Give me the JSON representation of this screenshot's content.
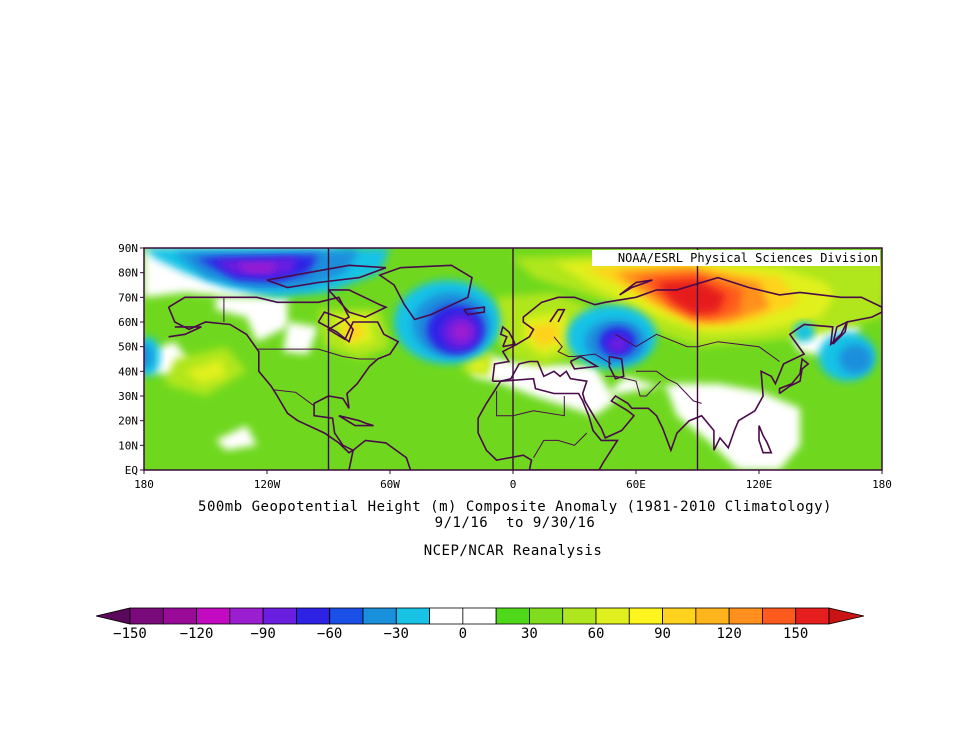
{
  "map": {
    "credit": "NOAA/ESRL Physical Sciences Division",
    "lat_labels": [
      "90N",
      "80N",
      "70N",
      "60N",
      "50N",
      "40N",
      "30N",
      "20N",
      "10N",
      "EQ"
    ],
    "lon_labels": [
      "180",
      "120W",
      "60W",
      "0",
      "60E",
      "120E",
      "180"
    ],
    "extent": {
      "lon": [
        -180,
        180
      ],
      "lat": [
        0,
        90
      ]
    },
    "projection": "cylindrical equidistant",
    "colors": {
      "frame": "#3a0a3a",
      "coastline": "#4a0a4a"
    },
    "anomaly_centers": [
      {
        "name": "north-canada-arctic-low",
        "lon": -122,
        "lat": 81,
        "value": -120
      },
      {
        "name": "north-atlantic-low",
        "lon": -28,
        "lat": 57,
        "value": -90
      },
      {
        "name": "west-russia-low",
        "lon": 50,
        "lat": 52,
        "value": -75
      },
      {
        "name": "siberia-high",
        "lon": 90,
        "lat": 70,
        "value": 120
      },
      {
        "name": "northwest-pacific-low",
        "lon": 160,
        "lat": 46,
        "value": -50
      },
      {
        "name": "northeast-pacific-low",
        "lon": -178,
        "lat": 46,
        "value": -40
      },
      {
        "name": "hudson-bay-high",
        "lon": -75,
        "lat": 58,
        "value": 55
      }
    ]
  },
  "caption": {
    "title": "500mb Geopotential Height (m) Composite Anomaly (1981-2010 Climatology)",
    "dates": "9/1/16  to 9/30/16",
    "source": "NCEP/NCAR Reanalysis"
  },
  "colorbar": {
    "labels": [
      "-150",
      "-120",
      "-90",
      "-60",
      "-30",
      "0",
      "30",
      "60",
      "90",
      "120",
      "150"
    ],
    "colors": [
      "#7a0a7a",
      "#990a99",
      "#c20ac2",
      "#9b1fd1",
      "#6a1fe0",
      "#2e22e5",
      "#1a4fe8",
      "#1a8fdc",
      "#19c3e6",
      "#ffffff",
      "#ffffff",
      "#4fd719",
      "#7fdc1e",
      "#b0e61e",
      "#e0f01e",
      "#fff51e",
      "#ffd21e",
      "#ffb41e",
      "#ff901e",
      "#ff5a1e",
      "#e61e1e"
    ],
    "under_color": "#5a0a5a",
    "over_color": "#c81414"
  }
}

________________

STATED TASK => Go through the listing above and pull out each line containing the word "pacific".

ANSWER IN FULL =>
        "name": "northwest-pacific-low",
        "name": "northeast-pacific-low",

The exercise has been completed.